From the entries below, gather every line containing the string "Videos".

(Dataset items)
start
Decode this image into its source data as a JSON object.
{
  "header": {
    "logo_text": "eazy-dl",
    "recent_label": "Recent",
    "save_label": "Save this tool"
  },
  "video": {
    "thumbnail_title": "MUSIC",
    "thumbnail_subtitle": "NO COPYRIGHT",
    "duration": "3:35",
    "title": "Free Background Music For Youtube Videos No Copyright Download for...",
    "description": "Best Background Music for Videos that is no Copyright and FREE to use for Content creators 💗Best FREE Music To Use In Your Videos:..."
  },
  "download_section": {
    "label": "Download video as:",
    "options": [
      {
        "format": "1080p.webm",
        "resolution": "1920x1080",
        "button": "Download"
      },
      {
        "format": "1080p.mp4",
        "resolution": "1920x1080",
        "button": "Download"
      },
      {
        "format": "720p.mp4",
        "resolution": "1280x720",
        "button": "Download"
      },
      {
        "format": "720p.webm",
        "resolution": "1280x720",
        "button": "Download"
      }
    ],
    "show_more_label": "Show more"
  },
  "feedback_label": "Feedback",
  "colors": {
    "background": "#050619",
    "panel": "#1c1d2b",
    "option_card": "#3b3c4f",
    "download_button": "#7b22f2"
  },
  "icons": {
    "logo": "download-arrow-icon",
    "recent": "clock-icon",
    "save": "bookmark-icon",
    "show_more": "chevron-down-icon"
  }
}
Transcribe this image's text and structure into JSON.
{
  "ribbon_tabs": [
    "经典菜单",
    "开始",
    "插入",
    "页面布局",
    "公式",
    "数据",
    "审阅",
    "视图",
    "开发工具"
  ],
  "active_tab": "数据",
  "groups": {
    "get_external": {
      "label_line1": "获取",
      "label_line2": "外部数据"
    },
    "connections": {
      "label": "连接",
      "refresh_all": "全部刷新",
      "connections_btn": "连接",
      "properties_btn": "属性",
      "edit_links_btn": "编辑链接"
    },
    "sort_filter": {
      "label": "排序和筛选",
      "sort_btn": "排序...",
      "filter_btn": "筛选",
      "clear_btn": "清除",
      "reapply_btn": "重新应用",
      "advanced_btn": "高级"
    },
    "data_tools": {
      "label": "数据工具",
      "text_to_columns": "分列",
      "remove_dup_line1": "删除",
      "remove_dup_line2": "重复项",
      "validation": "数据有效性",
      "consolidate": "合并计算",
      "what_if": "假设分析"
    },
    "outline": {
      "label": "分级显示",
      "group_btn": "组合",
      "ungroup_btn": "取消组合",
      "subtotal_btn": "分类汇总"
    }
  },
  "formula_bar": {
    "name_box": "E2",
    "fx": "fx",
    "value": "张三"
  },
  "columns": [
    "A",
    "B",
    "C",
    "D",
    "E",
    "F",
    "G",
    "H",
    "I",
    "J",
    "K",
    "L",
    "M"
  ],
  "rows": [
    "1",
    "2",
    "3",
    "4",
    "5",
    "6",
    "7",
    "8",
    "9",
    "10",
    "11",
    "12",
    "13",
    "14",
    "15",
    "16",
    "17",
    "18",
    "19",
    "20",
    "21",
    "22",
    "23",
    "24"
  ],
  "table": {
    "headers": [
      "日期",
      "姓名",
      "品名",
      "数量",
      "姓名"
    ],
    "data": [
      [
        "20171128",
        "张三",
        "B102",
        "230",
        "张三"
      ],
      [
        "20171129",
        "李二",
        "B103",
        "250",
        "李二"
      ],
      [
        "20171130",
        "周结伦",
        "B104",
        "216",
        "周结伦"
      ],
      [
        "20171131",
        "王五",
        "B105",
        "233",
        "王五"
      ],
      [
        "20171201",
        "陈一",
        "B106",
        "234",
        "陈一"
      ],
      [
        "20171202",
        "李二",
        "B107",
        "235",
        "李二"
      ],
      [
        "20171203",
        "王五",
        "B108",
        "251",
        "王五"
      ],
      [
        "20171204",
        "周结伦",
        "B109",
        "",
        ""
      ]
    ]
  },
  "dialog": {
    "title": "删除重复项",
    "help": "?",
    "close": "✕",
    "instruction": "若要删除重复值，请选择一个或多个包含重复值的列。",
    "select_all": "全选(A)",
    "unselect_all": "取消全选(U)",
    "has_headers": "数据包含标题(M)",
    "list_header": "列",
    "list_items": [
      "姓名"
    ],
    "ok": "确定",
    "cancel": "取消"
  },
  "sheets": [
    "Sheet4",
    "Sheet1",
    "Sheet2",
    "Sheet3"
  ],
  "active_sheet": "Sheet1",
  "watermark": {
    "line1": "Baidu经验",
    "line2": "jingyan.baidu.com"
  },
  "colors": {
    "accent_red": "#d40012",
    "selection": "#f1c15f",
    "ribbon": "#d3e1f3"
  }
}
end
### Worked answer:
    "title": "Free Background Music For Youtube Videos No Copyright Download for...",
    "description": "Best Background Music for Videos that is no Copyright and FREE to use for Content creators 💗Best FREE Music To Use In Your Videos:..."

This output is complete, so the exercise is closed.